Every line containing the word "para" needs to be found and copied.

◆ ◆ ◆ ◆

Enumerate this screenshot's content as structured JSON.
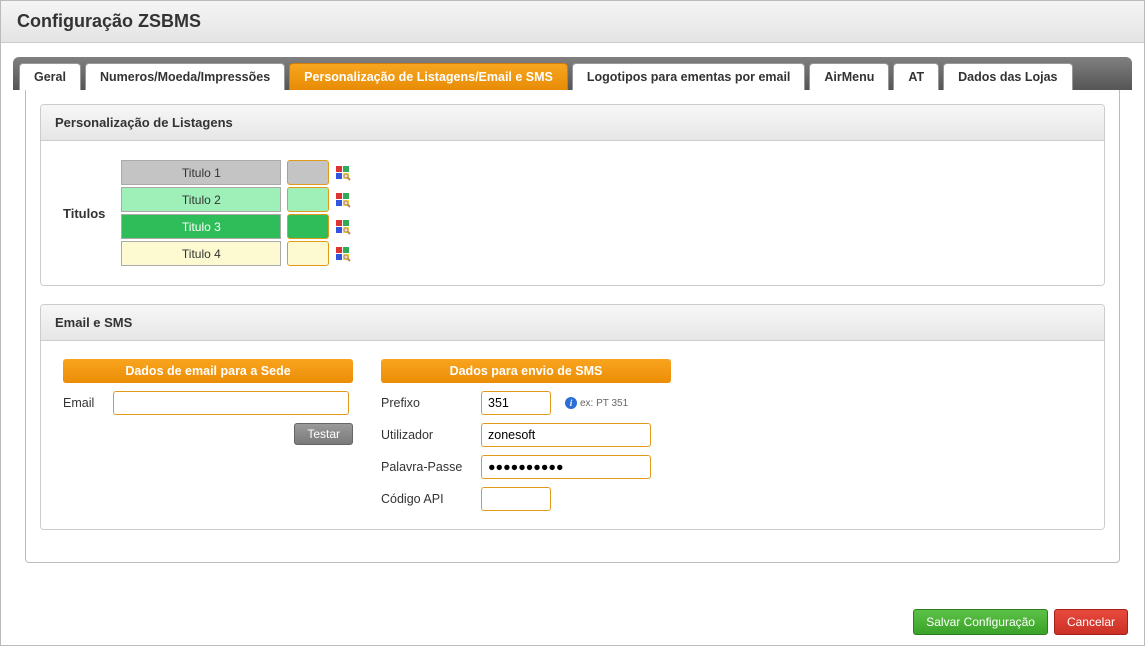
{
  "header": {
    "title": "Configuração ZSBMS"
  },
  "tabs": [
    {
      "label": "Geral"
    },
    {
      "label": "Numeros/Moeda/Impressões"
    },
    {
      "label": "Personalização de Listagens/Email e SMS",
      "active": true
    },
    {
      "label": "Logotipos para ementas por email"
    },
    {
      "label": "AirMenu"
    },
    {
      "label": "AT"
    },
    {
      "label": "Dados das Lojas"
    }
  ],
  "panel1": {
    "title": "Personalização de Listagens",
    "row_label": "Titulos",
    "items": [
      {
        "label": "Titulo 1",
        "bg": "#c4c4c4",
        "swatch": "#c4c4c4",
        "text": "#333333"
      },
      {
        "label": "Titulo 2",
        "bg": "#9ef0b8",
        "swatch": "#9ef0b8",
        "text": "#333333"
      },
      {
        "label": "Titulo 3",
        "bg": "#2ebd59",
        "swatch": "#2ebd59",
        "text": "#ffffff"
      },
      {
        "label": "Titulo 4",
        "bg": "#fdfad2",
        "swatch": "#fdfad2",
        "text": "#333333"
      }
    ]
  },
  "panel2": {
    "title": "Email e SMS",
    "col1": {
      "header": "Dados de email para a Sede",
      "email_label": "Email",
      "email_value": "",
      "test_button": "Testar"
    },
    "col2": {
      "header": "Dados para envio de SMS",
      "prefix_label": "Prefixo",
      "prefix_value": "351",
      "prefix_hint": "ex: PT 351",
      "user_label": "Utilizador",
      "user_value": "zonesoft",
      "pass_label": "Palavra-Passe",
      "pass_value": "●●●●●●●●●●",
      "api_label": "Código API",
      "api_value": ""
    }
  },
  "footer": {
    "save": "Salvar Configuração",
    "cancel": "Cancelar"
  }
}
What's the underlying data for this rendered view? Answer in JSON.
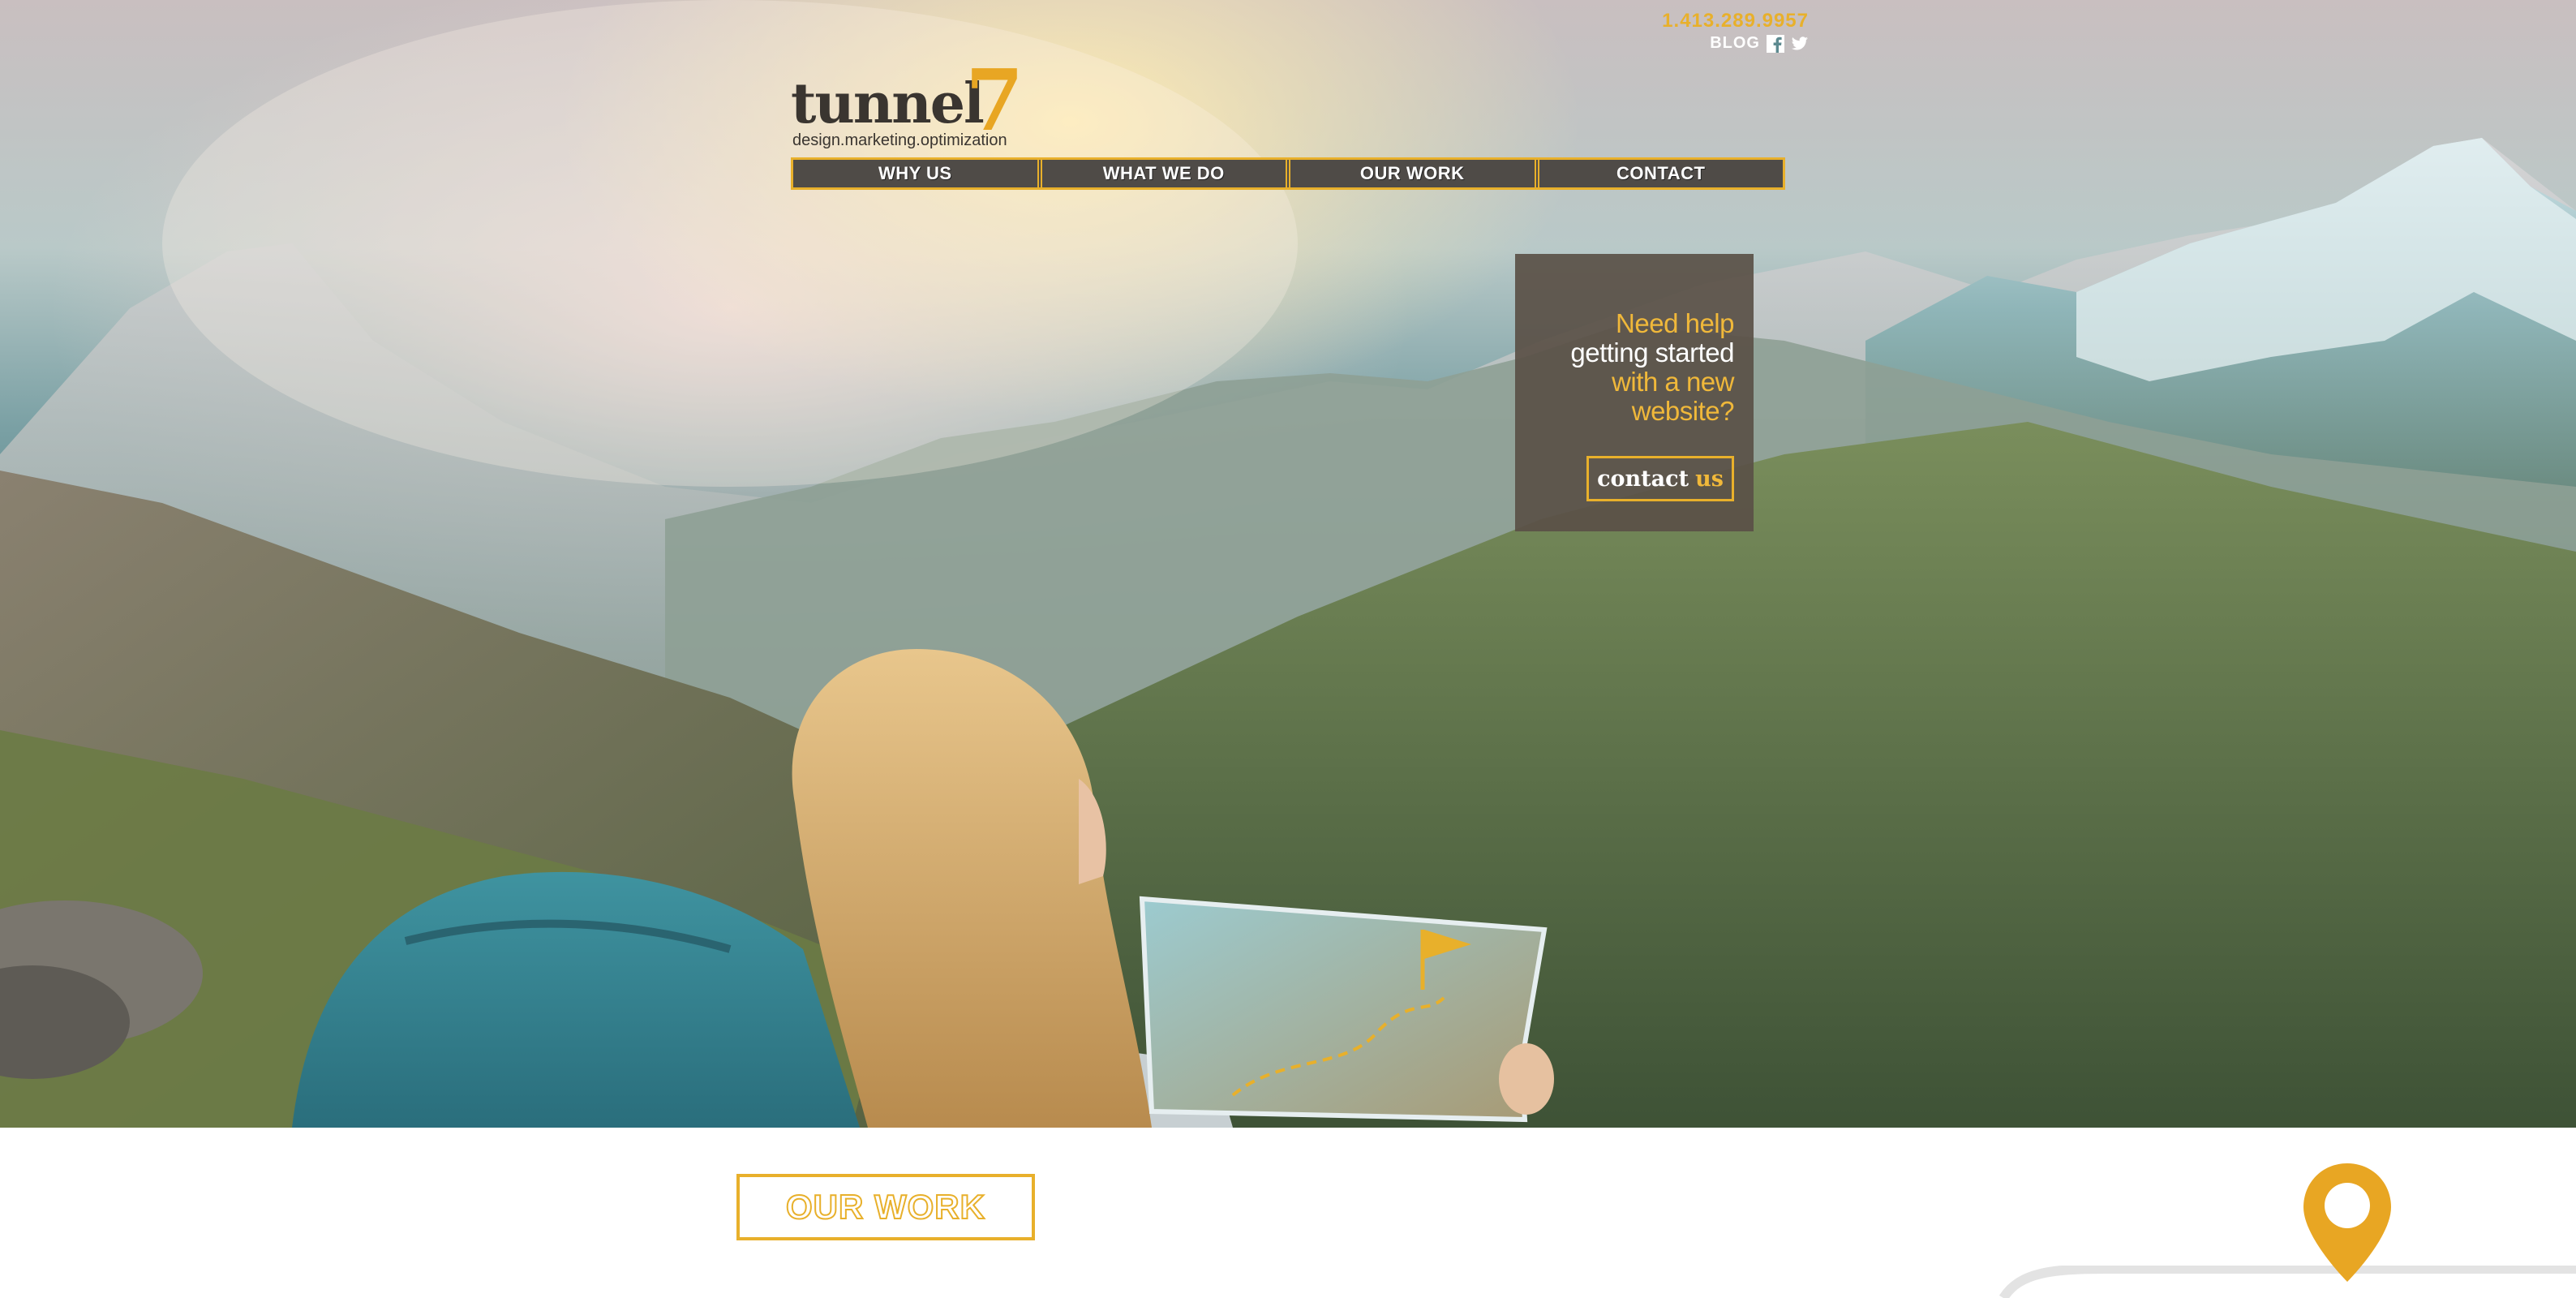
{
  "header": {
    "phone": "1.413.289.9957",
    "blog_label": "BLOG",
    "social": [
      {
        "name": "facebook-icon"
      },
      {
        "name": "twitter-icon"
      }
    ]
  },
  "logo": {
    "word": "tunnel",
    "numeral": "7",
    "tagline": "design.marketing.optimization",
    "accent_color": "#e8a623"
  },
  "nav": {
    "items": [
      {
        "label": "WHY US"
      },
      {
        "label": "WHAT WE DO"
      },
      {
        "label": "OUR WORK"
      },
      {
        "label": "CONTACT"
      }
    ]
  },
  "callout": {
    "lines": [
      "Need help",
      "getting started",
      "with a new",
      "website?"
    ],
    "button": {
      "first": "contact",
      "second": "us"
    }
  },
  "section": {
    "our_work_label": "OUR WORK"
  },
  "colors": {
    "accent": "#e8b02b",
    "dark": "#4f4b47",
    "white": "#ffffff"
  }
}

◆ ◆ ◆ ◆

### [Answer to the exercise]
      "label": "Logotipos para ementas por email"
      "header": "Dados de email para a Sede",
      "header": "Dados para envio de SMS",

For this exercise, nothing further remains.